Start DATASET

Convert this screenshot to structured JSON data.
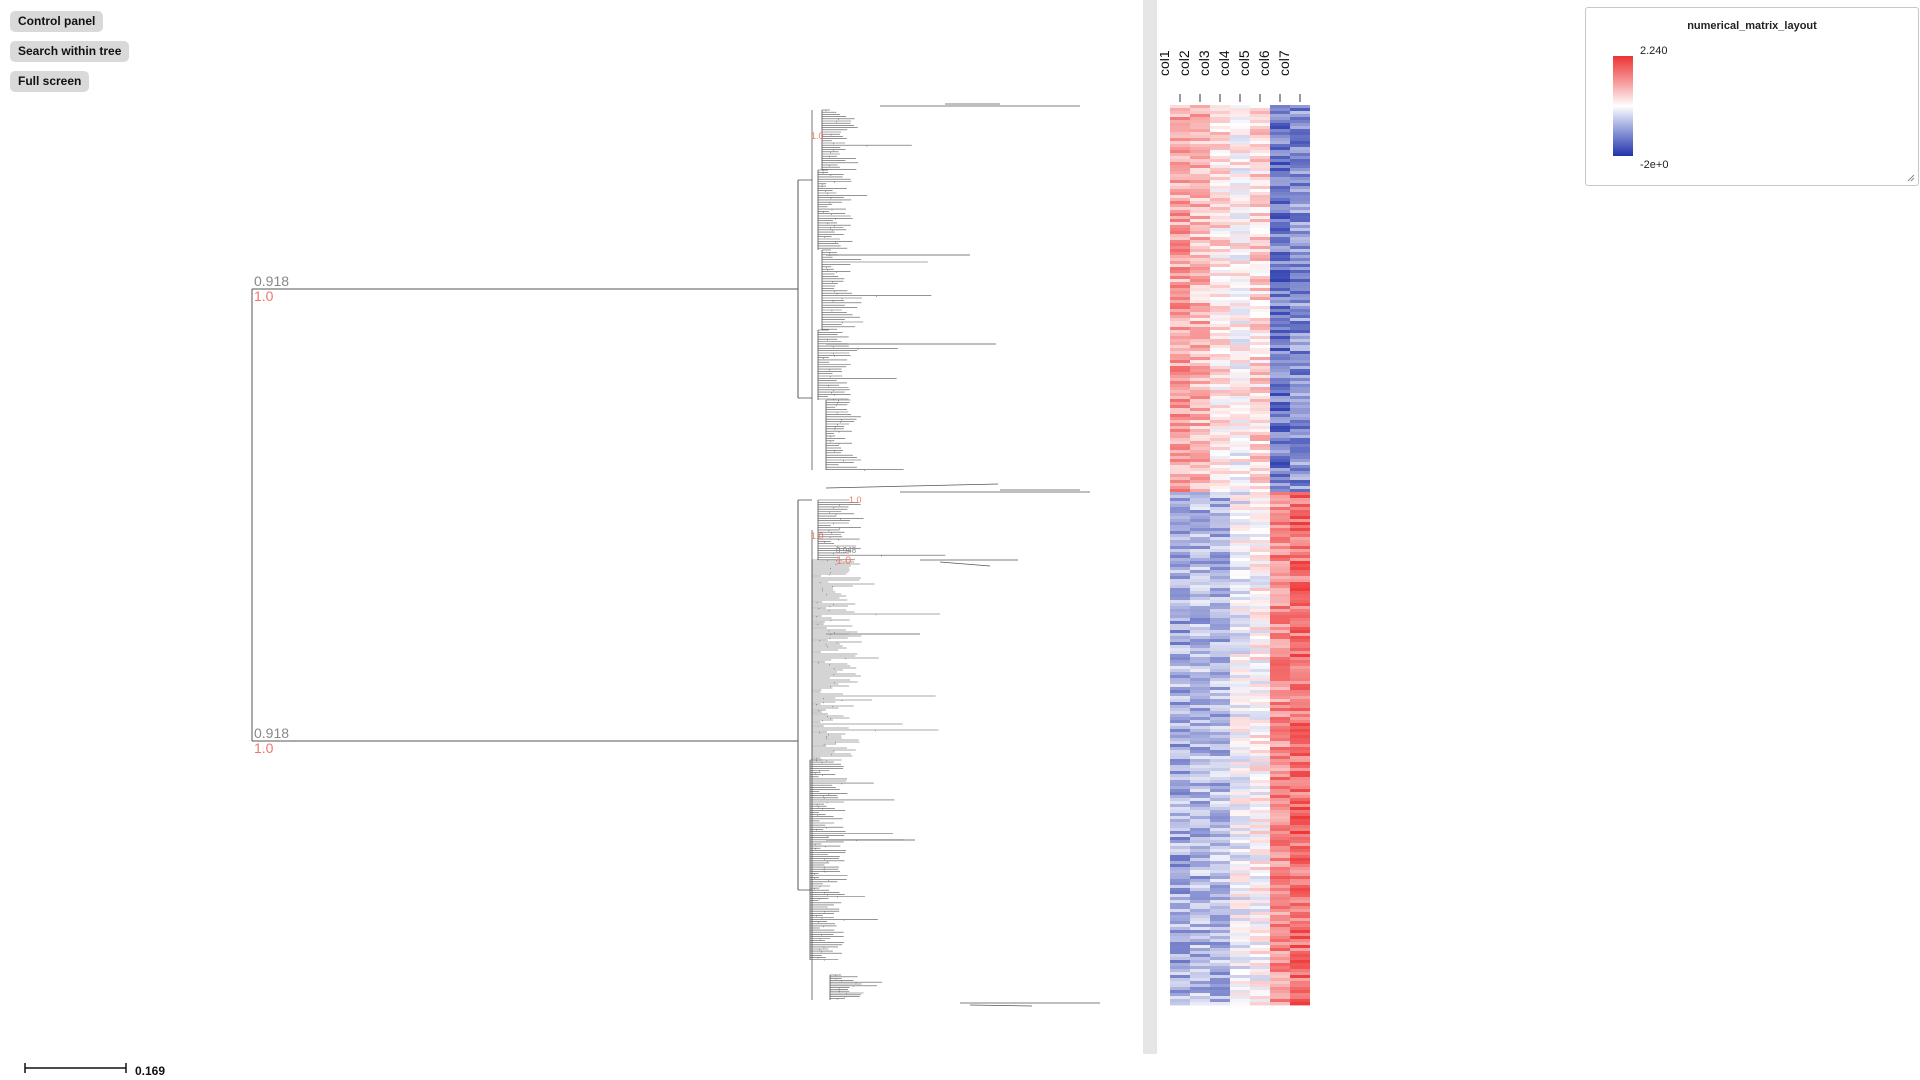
{
  "toolbar": {
    "control_panel_label": "Control panel",
    "search_label": "Search within tree",
    "fullscreen_label": "Full screen"
  },
  "tree": {
    "support_labels": {
      "clade_top_gray": "0.918",
      "clade_top_red": "1.0",
      "clade_bottom_gray": "0.918",
      "clade_bottom_red": "1.0",
      "small_node_1": "1.0",
      "small_node_2": "1.0",
      "small_node_3": "1.0",
      "small_node_4_gray": "0.948",
      "small_node_4_red": "1.0"
    },
    "branch_color": "#555555",
    "gray_label_color": "#888888",
    "red_label_color": "#ee7766"
  },
  "scale": {
    "label": "0.169"
  },
  "heatmap": {
    "columns": [
      "col1",
      "col2",
      "col3",
      "col4",
      "col5",
      "col6",
      "col7"
    ],
    "high_color": "#ee3333",
    "mid_color": "#ffffff",
    "low_color": "#2233aa"
  },
  "legend": {
    "title": "numerical_matrix_layout",
    "max_label": "2.240",
    "min_label": "-2e+0"
  }
}
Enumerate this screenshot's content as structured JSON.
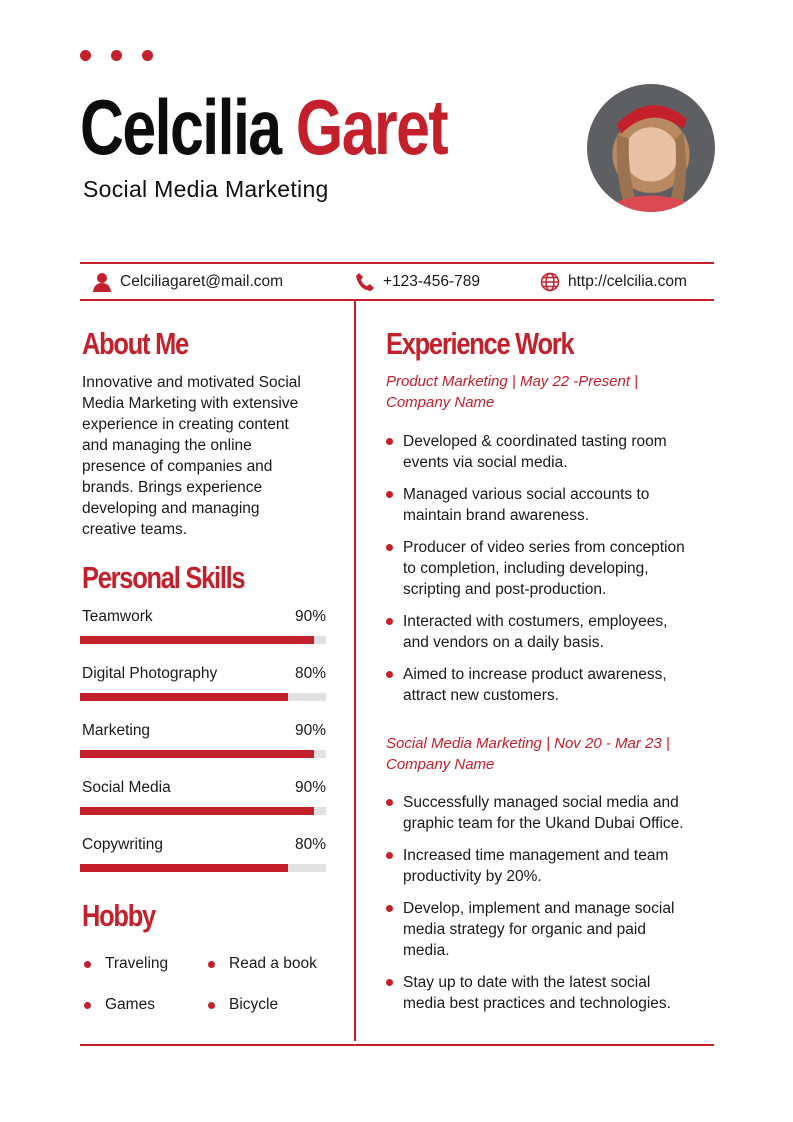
{
  "header": {
    "first_name": "Celcilia",
    "last_name": "Garet",
    "title": "Social Media Marketing"
  },
  "contact": {
    "email": "Celciliagaret@mail.com",
    "phone": "+123-456-789",
    "website": "http://celcilia.com"
  },
  "about": {
    "heading": "About Me",
    "text": "Innovative and motivated Social\nMedia Marketing with extensive\nexperience in creating content\nand managing the online\npresence of companies and\nbrands. Brings experience\ndeveloping and managing\ncreative teams."
  },
  "skills": {
    "heading": "Personal Skills",
    "items": [
      {
        "label": "Teamwork",
        "percent_text": "90%",
        "value": 90
      },
      {
        "label": "Digital Photography",
        "percent_text": "80%",
        "value": 80
      },
      {
        "label": "Marketing",
        "percent_text": "90%",
        "value": 90
      },
      {
        "label": "Social Media",
        "percent_text": "90%",
        "value": 90
      },
      {
        "label": "Copywriting",
        "percent_text": "80%",
        "value": 80
      }
    ]
  },
  "hobby": {
    "heading": "Hobby",
    "items": [
      "Traveling",
      "Read a book",
      "Games",
      "Bicycle"
    ]
  },
  "experience": {
    "heading": "Experience Work",
    "jobs": [
      {
        "title": "Product Marketing | May 22 -Present |\nCompany Name",
        "bullets": [
          "Developed & coordinated tasting room\nevents via social media.",
          "Managed various social accounts to\nmaintain brand awareness.",
          "Producer of video series from conception\nto completion, including developing,\nscripting and post-production.",
          "Interacted with costumers, employees,\nand vendors on a daily basis.",
          "Aimed to increase product awareness,\nattract new customers."
        ]
      },
      {
        "title": "Social Media Marketing | Nov 20 - Mar 23 |\nCompany Name",
        "bullets": [
          "Successfully managed social media and\ngraphic team for the Ukand Dubai Office.",
          "Increased time management and team\nproductivity by 20%.",
          "Develop, implement and manage social\nmedia strategy for organic and paid\nmedia.",
          "Stay up to date with the latest social\nmedia best practices and technologies."
        ]
      }
    ]
  },
  "colors": {
    "accent": "#c4202b",
    "text": "#1a1a1a",
    "bar_track": "#e1e1e1"
  }
}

End DATASET

## [EXERCISE PROMPT]
Extract all lines from the material above that include the word "this".

## [TASK OUTPUT]
Convert this screenshot to structured JSON data.
Enumerate this screenshot's content as structured JSON.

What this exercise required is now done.